─── Material for this task ───

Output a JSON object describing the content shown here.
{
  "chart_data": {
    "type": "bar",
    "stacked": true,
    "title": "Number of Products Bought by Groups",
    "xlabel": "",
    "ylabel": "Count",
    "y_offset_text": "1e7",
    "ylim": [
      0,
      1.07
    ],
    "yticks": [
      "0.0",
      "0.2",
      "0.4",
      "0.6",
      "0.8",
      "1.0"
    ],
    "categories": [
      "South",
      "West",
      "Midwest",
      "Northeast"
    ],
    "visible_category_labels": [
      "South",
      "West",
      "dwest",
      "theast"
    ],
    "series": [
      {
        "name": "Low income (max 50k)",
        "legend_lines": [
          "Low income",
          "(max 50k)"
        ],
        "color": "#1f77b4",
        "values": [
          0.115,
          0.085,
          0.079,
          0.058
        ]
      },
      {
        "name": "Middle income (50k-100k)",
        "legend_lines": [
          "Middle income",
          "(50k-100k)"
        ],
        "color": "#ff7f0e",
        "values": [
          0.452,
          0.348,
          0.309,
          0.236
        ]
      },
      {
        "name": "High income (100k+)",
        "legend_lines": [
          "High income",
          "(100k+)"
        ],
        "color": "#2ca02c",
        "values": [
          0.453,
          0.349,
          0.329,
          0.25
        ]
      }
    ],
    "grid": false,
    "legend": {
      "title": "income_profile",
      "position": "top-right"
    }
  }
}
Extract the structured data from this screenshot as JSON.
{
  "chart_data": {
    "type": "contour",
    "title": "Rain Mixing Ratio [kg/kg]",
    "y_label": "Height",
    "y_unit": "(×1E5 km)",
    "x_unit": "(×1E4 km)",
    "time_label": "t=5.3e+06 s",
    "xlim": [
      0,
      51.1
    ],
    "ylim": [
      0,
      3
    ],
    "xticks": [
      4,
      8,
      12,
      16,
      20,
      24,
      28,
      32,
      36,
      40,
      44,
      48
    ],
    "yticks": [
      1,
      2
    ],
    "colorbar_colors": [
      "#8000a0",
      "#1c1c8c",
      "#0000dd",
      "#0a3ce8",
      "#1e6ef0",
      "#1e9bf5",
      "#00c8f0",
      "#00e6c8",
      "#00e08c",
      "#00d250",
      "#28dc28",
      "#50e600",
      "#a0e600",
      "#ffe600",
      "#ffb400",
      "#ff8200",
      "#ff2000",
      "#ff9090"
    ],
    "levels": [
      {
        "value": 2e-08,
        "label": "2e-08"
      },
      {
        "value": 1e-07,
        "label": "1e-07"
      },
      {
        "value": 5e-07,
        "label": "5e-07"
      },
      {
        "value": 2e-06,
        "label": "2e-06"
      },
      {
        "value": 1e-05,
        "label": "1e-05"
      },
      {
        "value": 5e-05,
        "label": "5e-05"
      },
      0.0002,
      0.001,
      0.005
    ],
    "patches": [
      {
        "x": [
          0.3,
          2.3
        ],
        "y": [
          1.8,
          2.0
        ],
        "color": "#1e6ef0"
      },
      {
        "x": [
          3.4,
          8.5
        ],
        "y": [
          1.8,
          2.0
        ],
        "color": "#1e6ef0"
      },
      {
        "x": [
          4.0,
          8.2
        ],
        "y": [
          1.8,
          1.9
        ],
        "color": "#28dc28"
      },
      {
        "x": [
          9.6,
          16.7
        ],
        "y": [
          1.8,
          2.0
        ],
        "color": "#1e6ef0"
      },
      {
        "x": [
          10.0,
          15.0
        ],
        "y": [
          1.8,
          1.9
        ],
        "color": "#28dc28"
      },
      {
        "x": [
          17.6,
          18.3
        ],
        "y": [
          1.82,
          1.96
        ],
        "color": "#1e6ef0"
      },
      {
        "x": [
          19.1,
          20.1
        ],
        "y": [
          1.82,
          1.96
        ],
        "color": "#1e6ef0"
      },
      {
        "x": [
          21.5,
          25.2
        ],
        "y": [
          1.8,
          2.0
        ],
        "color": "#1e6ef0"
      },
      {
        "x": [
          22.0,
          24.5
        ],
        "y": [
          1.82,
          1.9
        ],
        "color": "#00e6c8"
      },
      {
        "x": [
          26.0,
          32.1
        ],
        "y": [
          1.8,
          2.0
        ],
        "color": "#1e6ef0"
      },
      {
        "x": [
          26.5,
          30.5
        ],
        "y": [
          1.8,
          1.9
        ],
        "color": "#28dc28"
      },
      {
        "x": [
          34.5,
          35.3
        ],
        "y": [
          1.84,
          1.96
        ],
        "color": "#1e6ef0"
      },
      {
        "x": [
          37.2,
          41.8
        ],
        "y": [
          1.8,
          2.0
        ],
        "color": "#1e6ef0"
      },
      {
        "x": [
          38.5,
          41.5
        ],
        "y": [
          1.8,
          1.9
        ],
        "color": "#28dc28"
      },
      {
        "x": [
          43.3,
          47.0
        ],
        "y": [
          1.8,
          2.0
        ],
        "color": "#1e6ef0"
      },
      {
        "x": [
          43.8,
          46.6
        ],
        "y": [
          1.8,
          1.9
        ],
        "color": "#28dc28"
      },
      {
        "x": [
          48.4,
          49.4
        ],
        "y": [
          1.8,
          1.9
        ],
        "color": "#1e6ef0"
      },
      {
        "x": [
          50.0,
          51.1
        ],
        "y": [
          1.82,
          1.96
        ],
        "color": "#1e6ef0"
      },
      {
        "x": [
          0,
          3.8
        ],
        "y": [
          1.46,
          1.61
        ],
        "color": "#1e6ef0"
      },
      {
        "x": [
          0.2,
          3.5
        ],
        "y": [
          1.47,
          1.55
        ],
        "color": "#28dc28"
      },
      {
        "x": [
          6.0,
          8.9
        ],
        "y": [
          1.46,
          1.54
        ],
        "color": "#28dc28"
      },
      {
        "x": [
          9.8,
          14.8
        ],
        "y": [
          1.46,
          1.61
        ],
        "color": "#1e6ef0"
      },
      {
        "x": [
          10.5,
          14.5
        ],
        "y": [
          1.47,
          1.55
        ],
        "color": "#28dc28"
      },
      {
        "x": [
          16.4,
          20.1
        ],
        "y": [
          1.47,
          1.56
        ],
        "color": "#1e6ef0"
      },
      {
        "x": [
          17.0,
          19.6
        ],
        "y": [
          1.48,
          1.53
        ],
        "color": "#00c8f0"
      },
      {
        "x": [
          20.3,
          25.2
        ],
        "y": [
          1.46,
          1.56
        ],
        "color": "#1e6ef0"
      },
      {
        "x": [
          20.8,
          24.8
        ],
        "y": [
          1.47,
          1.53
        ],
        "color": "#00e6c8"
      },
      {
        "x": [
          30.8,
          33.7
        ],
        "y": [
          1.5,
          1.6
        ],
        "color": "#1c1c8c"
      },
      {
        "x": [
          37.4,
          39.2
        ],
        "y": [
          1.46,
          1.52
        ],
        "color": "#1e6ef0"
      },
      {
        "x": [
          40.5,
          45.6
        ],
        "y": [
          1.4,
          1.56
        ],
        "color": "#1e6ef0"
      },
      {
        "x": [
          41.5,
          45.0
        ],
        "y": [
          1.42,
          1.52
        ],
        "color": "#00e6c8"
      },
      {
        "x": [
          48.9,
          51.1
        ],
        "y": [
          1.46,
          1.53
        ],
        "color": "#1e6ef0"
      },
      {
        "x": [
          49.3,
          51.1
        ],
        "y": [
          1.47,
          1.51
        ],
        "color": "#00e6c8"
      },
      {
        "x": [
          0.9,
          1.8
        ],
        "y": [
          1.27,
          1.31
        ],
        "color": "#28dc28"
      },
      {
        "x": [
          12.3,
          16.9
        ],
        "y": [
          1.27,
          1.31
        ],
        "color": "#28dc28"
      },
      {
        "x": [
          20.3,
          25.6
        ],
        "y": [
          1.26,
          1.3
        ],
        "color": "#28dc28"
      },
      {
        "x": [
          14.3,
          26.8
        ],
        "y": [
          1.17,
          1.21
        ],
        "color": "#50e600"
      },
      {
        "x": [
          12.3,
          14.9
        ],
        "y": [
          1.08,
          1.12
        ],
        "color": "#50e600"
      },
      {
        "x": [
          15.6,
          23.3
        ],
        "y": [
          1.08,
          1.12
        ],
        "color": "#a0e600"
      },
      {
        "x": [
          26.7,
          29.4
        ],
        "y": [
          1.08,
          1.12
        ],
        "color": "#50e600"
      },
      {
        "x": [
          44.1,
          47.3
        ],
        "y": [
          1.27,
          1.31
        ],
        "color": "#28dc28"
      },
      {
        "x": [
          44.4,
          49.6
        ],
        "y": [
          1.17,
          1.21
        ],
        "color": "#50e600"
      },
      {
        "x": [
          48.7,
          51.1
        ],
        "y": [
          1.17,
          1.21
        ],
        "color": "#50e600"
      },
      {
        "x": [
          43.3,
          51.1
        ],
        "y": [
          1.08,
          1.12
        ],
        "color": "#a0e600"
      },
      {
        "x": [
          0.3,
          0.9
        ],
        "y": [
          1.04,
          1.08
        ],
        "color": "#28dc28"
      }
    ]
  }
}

───

(Directive) From the listing above, collect every line that mentions the word "name".

(Written answer)
        "name": "Low income (max 50k)",
        "name": "Middle income (50k-100k)",
        "name": "High income (100k+)",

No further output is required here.